begin SUPPLIED INFORMATION
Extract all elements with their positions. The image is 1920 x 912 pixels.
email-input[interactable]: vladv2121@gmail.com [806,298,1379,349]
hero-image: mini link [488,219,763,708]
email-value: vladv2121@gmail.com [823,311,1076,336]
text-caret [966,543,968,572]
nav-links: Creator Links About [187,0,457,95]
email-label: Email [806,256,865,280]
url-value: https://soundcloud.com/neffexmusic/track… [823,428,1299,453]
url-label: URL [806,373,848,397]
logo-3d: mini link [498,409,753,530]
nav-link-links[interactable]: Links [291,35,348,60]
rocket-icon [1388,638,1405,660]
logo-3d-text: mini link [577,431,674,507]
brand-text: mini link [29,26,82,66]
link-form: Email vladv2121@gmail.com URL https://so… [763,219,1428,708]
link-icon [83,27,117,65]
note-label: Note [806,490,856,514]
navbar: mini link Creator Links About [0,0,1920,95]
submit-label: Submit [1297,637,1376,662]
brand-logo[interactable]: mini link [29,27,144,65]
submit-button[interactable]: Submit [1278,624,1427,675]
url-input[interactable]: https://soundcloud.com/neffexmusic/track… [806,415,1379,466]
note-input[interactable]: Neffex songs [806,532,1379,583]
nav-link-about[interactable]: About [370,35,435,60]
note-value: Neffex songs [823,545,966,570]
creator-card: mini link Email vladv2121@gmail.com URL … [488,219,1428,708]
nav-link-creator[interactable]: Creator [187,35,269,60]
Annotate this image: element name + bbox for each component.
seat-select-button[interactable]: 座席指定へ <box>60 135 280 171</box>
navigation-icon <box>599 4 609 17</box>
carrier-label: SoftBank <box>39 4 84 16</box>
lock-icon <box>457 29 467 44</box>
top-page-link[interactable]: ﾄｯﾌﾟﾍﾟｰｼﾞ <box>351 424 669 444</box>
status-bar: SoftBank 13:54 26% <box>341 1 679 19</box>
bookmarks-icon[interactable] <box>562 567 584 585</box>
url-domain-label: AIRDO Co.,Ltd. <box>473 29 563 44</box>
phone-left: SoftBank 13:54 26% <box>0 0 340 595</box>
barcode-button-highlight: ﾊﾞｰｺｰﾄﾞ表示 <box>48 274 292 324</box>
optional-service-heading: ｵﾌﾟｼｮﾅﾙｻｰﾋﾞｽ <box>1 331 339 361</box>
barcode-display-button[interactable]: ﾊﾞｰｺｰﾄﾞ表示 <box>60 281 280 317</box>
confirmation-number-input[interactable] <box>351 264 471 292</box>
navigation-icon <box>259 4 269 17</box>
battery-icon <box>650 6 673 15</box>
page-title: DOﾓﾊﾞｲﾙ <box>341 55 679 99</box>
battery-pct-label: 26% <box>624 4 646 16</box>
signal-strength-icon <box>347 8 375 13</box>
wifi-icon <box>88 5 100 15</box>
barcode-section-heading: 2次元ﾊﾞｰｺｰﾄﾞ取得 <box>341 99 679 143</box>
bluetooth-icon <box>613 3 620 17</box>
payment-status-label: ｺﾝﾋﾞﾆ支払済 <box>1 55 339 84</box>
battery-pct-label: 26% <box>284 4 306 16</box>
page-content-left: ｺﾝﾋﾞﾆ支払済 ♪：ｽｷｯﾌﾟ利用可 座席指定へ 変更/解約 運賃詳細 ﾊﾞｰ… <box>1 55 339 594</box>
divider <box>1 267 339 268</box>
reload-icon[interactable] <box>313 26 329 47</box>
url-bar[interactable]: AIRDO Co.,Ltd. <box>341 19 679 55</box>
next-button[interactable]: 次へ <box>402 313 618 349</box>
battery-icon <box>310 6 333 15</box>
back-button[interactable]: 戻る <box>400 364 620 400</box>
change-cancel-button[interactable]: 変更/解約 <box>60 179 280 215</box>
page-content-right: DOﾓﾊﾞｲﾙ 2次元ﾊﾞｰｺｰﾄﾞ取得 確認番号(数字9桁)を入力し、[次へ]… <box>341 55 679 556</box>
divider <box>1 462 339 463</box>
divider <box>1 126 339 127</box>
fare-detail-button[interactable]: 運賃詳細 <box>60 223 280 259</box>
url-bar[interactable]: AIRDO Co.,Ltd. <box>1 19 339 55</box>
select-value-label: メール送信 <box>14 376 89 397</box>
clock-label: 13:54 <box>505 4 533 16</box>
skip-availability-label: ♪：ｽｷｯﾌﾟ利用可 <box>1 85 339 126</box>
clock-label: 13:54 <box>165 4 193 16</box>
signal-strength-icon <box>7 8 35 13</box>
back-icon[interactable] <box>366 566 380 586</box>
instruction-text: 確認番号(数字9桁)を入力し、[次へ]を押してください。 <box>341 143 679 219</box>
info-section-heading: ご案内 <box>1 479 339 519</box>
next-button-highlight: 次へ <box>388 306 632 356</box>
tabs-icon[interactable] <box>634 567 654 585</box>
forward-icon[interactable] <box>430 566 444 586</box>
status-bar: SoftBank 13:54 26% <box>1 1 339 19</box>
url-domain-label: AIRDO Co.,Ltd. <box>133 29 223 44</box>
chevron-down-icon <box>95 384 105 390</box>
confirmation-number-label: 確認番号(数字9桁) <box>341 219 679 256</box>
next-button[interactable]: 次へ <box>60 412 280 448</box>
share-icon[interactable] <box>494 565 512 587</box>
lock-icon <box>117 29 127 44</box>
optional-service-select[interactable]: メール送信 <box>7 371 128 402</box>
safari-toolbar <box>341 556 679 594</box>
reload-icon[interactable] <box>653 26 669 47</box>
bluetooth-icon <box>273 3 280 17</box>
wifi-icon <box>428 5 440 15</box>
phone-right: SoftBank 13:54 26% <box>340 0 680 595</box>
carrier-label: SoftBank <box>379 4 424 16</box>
end SUPPLIED INFORMATION
Report every line above that contains the string "track", copying each such line in full. Treat uppercase and lowercase as different.

■ **RESULT BELOW**
url-value: https://soundcloud.com/neffexmusic/track… [823,428,1299,453]
url-input[interactable]: https://soundcloud.com/neffexmusic/track… [806,415,1379,466]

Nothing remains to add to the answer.